## Problem statement
Among the following entries, count the lines that contain "member" and report only the result.

----

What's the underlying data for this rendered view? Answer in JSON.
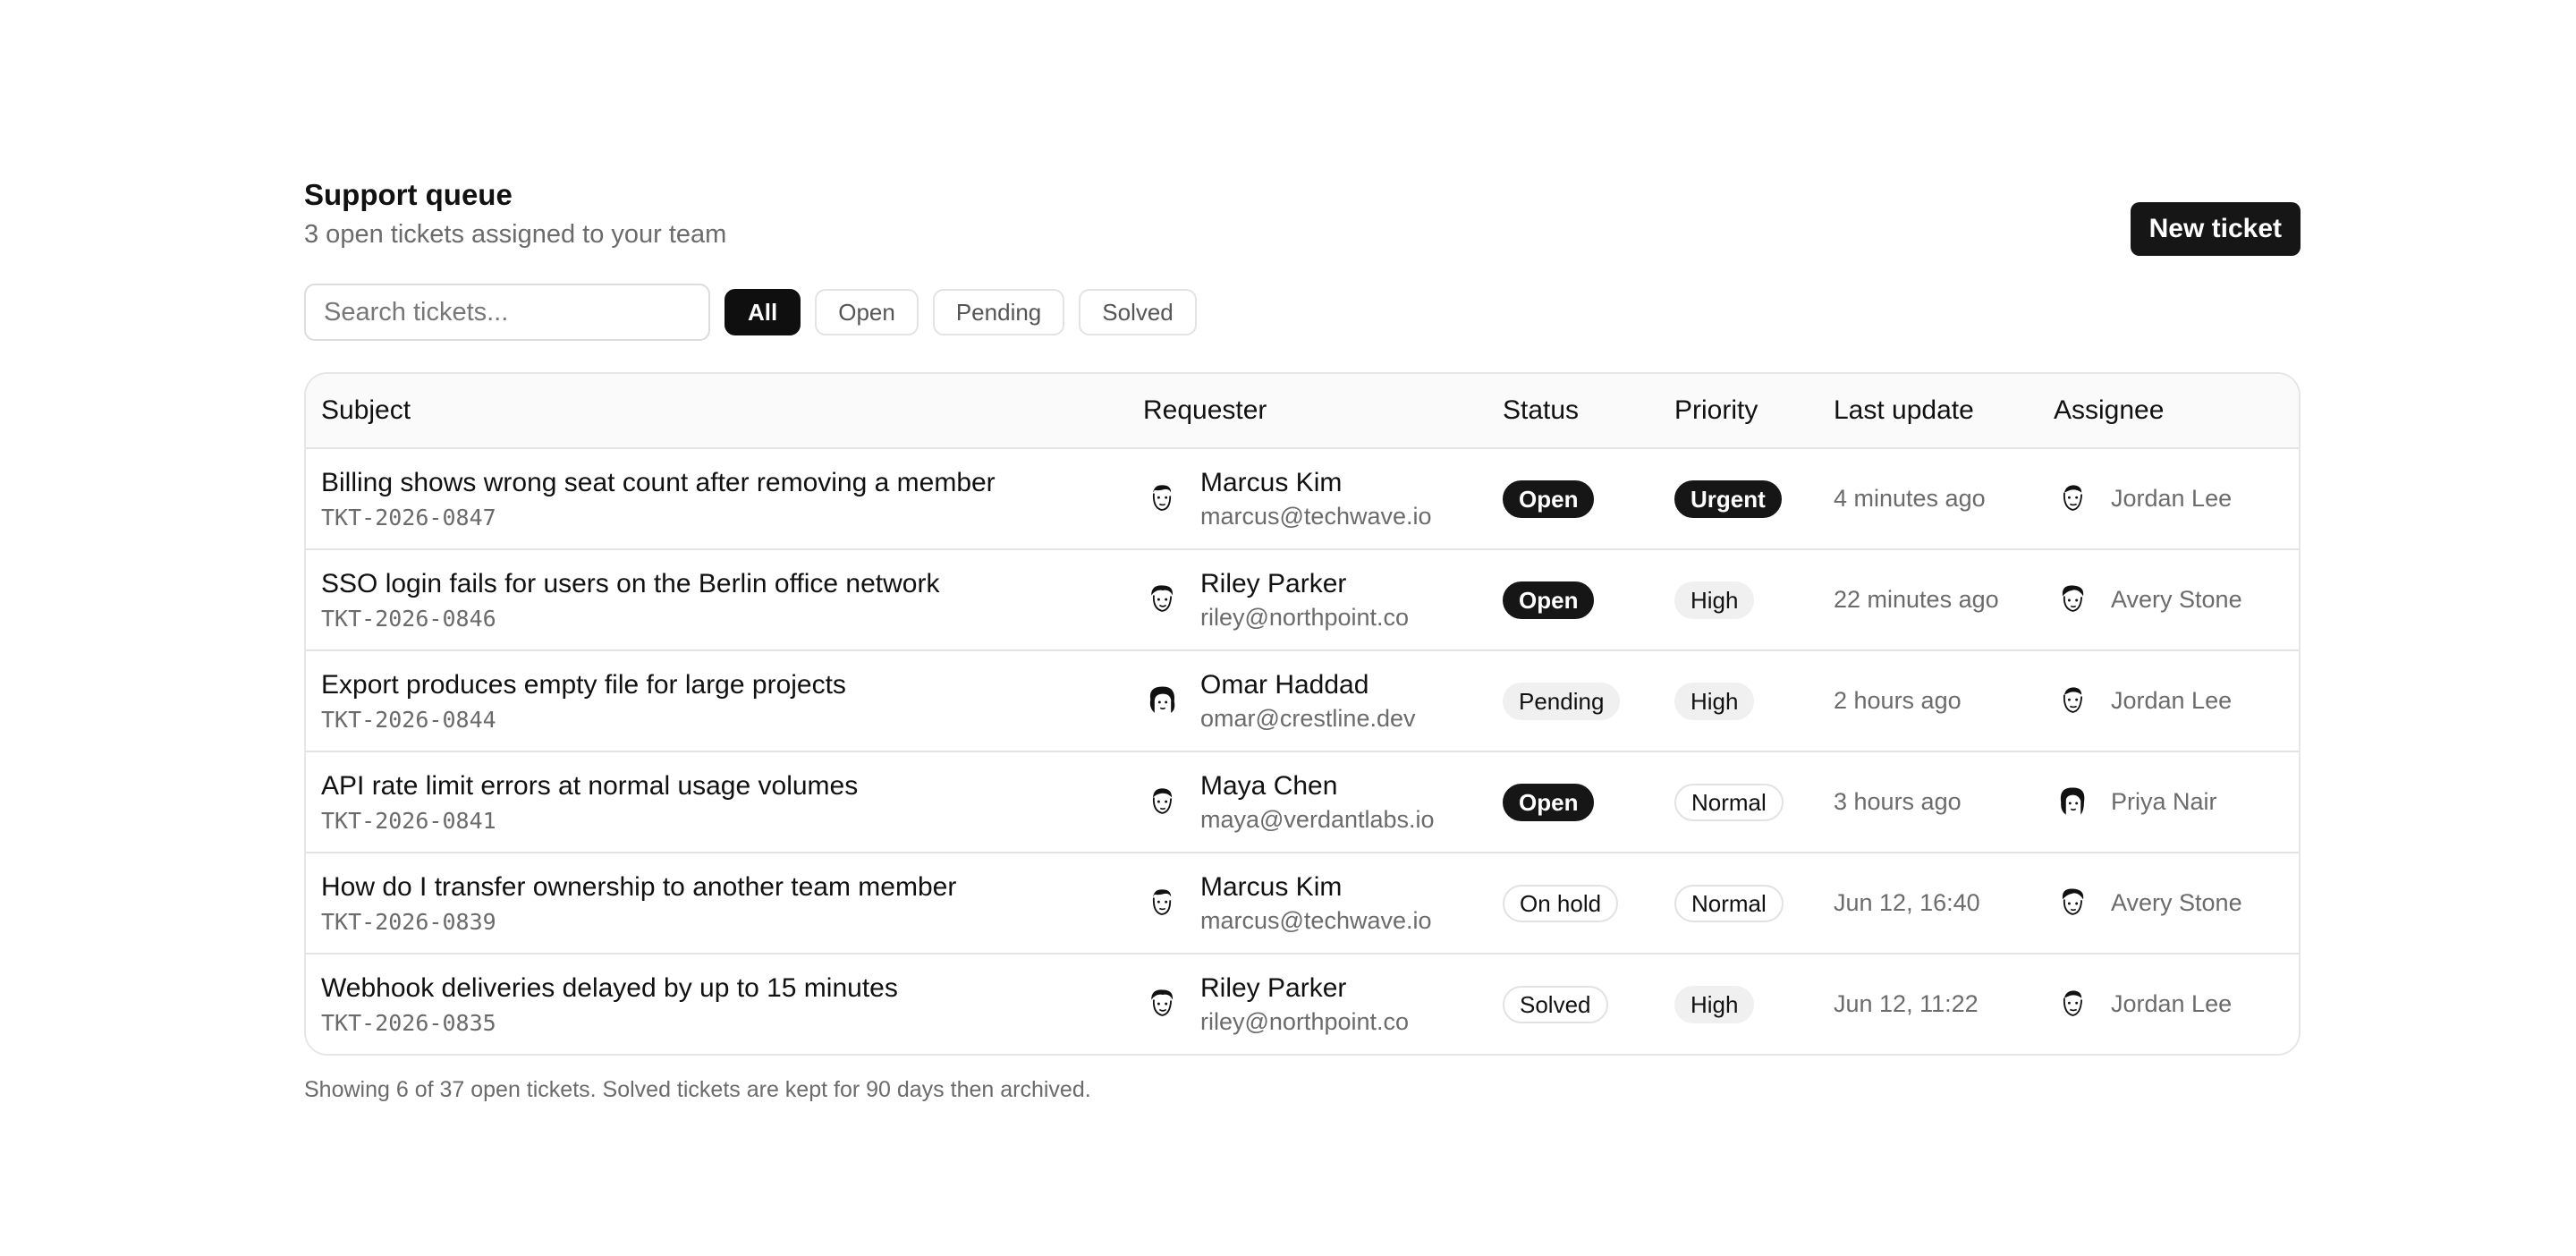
{
  "header": {
    "title": "Support queue",
    "subtitle": "3 open tickets assigned to your team",
    "new_ticket_label": "New ticket"
  },
  "search": {
    "placeholder": "Search tickets...",
    "value": ""
  },
  "filters": [
    {
      "label": "All",
      "active": true
    },
    {
      "label": "Open",
      "active": false
    },
    {
      "label": "Pending",
      "active": false
    },
    {
      "label": "Solved",
      "active": false
    }
  ],
  "table": {
    "columns": [
      "Subject",
      "Requester",
      "Status",
      "Priority",
      "Last update",
      "Assignee"
    ],
    "rows": [
      {
        "subject": "Billing shows wrong seat count after removing a member",
        "id": "TKT-2026-0847",
        "requester_name": "Marcus Kim",
        "requester_email": "marcus@techwave.io",
        "requester_avatar": "avatar-marcus-icon",
        "status": "Open",
        "status_style": "dark",
        "priority": "Urgent",
        "priority_style": "dark",
        "last_update": "4 minutes ago",
        "assignee": "Jordan Lee",
        "assignee_avatar": "avatar-jordan-icon"
      },
      {
        "subject": "SSO login fails for users on the Berlin office network",
        "id": "TKT-2026-0846",
        "requester_name": "Riley Parker",
        "requester_email": "riley@northpoint.co",
        "requester_avatar": "avatar-riley-icon",
        "status": "Open",
        "status_style": "dark",
        "priority": "High",
        "priority_style": "gray",
        "last_update": "22 minutes ago",
        "assignee": "Avery Stone",
        "assignee_avatar": "avatar-avery-icon"
      },
      {
        "subject": "Export produces empty file for large projects",
        "id": "TKT-2026-0844",
        "requester_name": "Omar Haddad",
        "requester_email": "omar@crestline.dev",
        "requester_avatar": "avatar-omar-icon",
        "status": "Pending",
        "status_style": "gray",
        "priority": "High",
        "priority_style": "gray",
        "last_update": "2 hours ago",
        "assignee": "Jordan Lee",
        "assignee_avatar": "avatar-jordan-icon"
      },
      {
        "subject": "API rate limit errors at normal usage volumes",
        "id": "TKT-2026-0841",
        "requester_name": "Maya Chen",
        "requester_email": "maya@verdantlabs.io",
        "requester_avatar": "avatar-maya-icon",
        "status": "Open",
        "status_style": "dark",
        "priority": "Normal",
        "priority_style": "outline",
        "last_update": "3 hours ago",
        "assignee": "Priya Nair",
        "assignee_avatar": "avatar-priya-icon"
      },
      {
        "subject": "How do I transfer ownership to another team member",
        "id": "TKT-2026-0839",
        "requester_name": "Marcus Kim",
        "requester_email": "marcus@techwave.io",
        "requester_avatar": "avatar-marcus-icon",
        "status": "On hold",
        "status_style": "outline",
        "priority": "Normal",
        "priority_style": "outline",
        "last_update": "Jun 12, 16:40",
        "assignee": "Avery Stone",
        "assignee_avatar": "avatar-avery-icon"
      },
      {
        "subject": "Webhook deliveries delayed by up to 15 minutes",
        "id": "TKT-2026-0835",
        "requester_name": "Riley Parker",
        "requester_email": "riley@northpoint.co",
        "requester_avatar": "avatar-riley-icon",
        "status": "Solved",
        "status_style": "outline",
        "priority": "High",
        "priority_style": "gray",
        "last_update": "Jun 12, 11:22",
        "assignee": "Jordan Lee",
        "assignee_avatar": "avatar-jordan-icon"
      }
    ]
  },
  "footer": {
    "note": "Showing 6 of 37 open tickets. Solved tickets are kept for 90 days then archived."
  },
  "colors": {
    "accent": "#161616",
    "muted_text": "#6b6b6b",
    "border": "#e3e3e3",
    "badge_gray": "#f0f0f0"
  }
}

----

## Output for this task
2